Copy all the material below, exactly as it stands.

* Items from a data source
#####

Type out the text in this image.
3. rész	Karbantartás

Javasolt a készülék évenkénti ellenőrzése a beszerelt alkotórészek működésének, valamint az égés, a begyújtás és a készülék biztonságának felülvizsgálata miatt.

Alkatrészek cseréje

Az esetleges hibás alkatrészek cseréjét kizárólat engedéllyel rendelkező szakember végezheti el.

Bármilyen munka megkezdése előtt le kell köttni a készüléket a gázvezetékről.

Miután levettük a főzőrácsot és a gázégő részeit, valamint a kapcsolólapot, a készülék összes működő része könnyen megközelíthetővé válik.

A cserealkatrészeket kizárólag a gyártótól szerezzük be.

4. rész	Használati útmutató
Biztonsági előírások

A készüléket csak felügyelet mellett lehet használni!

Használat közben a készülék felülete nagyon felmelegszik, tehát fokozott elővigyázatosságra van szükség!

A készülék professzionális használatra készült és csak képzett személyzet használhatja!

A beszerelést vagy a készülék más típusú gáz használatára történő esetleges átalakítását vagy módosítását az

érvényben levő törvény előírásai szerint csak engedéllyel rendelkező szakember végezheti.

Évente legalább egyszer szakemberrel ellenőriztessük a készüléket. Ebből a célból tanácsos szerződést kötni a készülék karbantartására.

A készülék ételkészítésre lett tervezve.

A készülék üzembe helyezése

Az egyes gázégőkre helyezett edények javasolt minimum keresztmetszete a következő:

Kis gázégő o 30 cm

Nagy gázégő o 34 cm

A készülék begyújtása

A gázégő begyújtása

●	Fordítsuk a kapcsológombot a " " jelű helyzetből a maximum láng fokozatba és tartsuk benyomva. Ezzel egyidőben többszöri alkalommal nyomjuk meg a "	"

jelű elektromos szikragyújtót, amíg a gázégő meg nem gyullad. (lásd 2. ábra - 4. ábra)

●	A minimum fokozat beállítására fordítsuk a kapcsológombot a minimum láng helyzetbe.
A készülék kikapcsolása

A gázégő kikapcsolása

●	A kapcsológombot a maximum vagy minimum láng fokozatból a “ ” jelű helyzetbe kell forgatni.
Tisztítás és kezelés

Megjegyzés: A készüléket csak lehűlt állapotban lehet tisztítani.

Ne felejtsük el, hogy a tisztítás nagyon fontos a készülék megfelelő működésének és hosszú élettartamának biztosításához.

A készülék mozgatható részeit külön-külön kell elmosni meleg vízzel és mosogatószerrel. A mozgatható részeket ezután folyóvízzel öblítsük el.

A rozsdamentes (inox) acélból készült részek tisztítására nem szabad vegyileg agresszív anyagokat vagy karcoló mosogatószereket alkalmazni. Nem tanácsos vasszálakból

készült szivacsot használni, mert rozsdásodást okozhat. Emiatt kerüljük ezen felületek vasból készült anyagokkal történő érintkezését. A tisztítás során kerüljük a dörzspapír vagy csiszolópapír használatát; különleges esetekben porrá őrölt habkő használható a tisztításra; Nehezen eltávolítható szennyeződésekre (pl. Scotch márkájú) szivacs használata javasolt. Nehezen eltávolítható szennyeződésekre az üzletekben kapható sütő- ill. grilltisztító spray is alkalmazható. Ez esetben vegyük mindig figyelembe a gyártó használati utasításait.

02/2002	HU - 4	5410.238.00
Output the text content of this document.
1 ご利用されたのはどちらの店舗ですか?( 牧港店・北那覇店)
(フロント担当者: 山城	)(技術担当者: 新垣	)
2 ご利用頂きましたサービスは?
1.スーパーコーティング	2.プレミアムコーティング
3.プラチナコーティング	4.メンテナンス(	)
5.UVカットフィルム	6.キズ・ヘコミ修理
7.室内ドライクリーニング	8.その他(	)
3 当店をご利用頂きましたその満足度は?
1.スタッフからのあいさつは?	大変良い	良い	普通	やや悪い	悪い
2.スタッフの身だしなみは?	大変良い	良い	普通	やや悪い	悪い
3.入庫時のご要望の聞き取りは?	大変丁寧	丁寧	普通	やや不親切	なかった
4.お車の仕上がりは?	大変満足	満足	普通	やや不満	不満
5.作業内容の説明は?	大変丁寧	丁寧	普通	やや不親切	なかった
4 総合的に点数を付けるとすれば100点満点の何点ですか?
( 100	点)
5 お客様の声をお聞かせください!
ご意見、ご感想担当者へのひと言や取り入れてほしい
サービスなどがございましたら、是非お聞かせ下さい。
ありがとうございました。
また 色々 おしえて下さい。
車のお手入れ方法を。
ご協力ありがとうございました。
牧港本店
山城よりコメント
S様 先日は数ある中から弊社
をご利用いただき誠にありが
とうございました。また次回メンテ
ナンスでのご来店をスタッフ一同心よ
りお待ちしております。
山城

#####

* REPLY
Type out the text in this image.
3. rész	Karbantartás

Javasolt a készülék évenkénti ellenőrzése a beszerelt alkotórészek működésének, valamint az égés, a begyújtás és a készülék biztonságának felülvizsgálata miatt.

Alkatrészek cseréje

Az esetleges hibás alkatrészek cseréjét kizárólat engedéllyel rendelkező szakember végezheti el.

Bármilyen munka megkezdése előtt le kell köttni a készüléket a gázvezetékről.

Miután levettük a főzőrácsot és a gázégő részeit, valamint a kapcsolólapot, a készülék összes működő része könnyen megközelíthetővé válik.

A cserealkatrészeket kizárólag a gyártótól szerezzük be.

4. rész	Használati útmutató
Biztonsági előírások

A készüléket csak felügyelet mellett lehet használni!

Használat közben a készülék felülete nagyon felmelegszik, tehát fokozott elővigyázatosságra van szükség!

A készülék professzionális használatra készült és csak képzett személyzet használhatja!

A beszerelést vagy a készülék más típusú gáz használatára történő esetleges átalakítását vagy módosítását az

érvényben levő törvény előírásai szerint csak engedéllyel rendelkező szakember végezheti.

Évente legalább egyszer szakemberrel ellenőriztessük a készüléket. Ebből a célból tanácsos szerződést kötni a készülék karbantartására.

A készülék ételkészítésre lett tervezve.

A készülék üzembe helyezése

Az egyes gázégőkre helyezett edények javasolt minimum keresztmetszete a következő:

Kis gázégő o 30 cm

Nagy gázégő o 34 cm

A készülék begyújtása

A gázégő begyújtása

●	Fordítsuk a kapcsológombot a " " jelű helyzetből a maximum láng fokozatba és tartsuk benyomva. Ezzel egyidőben többszöri alkalommal nyomjuk meg a "	"

jelű elektromos szikragyújtót, amíg a gázégő meg nem gyullad. (lásd 2. ábra - 4. ábra)

●	A minimum fokozat beállítására fordítsuk a kapcsológombot a minimum láng helyzetbe.
A készülék kikapcsolása

A gázégő kikapcsolása

●	A kapcsológombot a maximum vagy minimum láng fokozatból a “ ” jelű helyzetbe kell forgatni.
Tisztítás és kezelés

Megjegyzés: A készüléket csak lehűlt állapotban lehet tisztítani.

Ne felejtsük el, hogy a tisztítás nagyon fontos a készülék megfelelő működésének és hosszú élettartamának biztosításához.

A készülék mozgatható részeit külön-külön kell elmosni meleg vízzel és mosogatószerrel. A mozgatható részeket ezután folyóvízzel öblítsük el.

A rozsdamentes (inox) acélból készült részek tisztítására nem szabad vegyileg agresszív anyagokat vagy karcoló mosogatószereket alkalmazni. Nem tanácsos vasszálakból

készült szivacsot használni, mert rozsdásodást okozhat. Emiatt kerüljük ezen felületek vasból készült anyagokkal történő érintkezését. A tisztítás során kerüljük a dörzspapír vagy csiszolópapír használatát; különleges esetekben porrá őrölt habkő használható a tisztításra; Nehezen eltávolítható szennyeződésekre (pl. Scotch márkájú) szivacs használata javasolt. Nehezen eltávolítható szennyeződésekre az üzletekben kapható sütő- ill. grilltisztító spray is alkalmazható. Ez esetben vegyük mindig figyelembe a gyártó használati utasításait.

02/2002	HU - 4	5410.238.00
Output the text content of this document.
1 ご利用されたのはどちらの店舗ですか?( 牧港店・北那覇店)
(フロント担当者: 山城	)(技術担当者: 新垣	)
2 ご利用頂きましたサービスは?
1.スーパーコーティング	2.プレミアムコーティング
3.プラチナコーティング	4.メンテナンス(	)
5.UVカットフィルム	6.キズ・ヘコミ修理
7.室内ドライクリーニング	8.その他(	)
3 当店をご利用頂きましたその満足度は?
1.スタッフからのあいさつは?	大変良い	良い	普通	やや悪い	悪い
2.スタッフの身だしなみは?	大変良い	良い	普通	やや悪い	悪い
3.入庫時のご要望の聞き取りは?	大変丁寧	丁寧	普通	やや不親切	なかった
4.お車の仕上がりは?	大変満足	満足	普通	やや不満	不満
5.作業内容の説明は?	大変丁寧	丁寧	普通	やや不親切	なかった
4 総合的に点数を付けるとすれば100点満点の何点ですか?
( 100	点)
5 お客様の声をお聞かせください!
ご意見、ご感想担当者へのひと言や取り入れてほしい
サービスなどがございましたら、是非お聞かせ下さい。
ありがとうございました。
また 色々 おしえて下さい。
車のお手入れ方法を。
ご協力ありがとうございました。
牧港本店
山城よりコメント
S様 先日は数ある中から弊社
をご利用いただき誠にありが
とうございました。また次回メンテ
ナンスでのご来店をスタッフ一同心よ
りお待ちしております。
山城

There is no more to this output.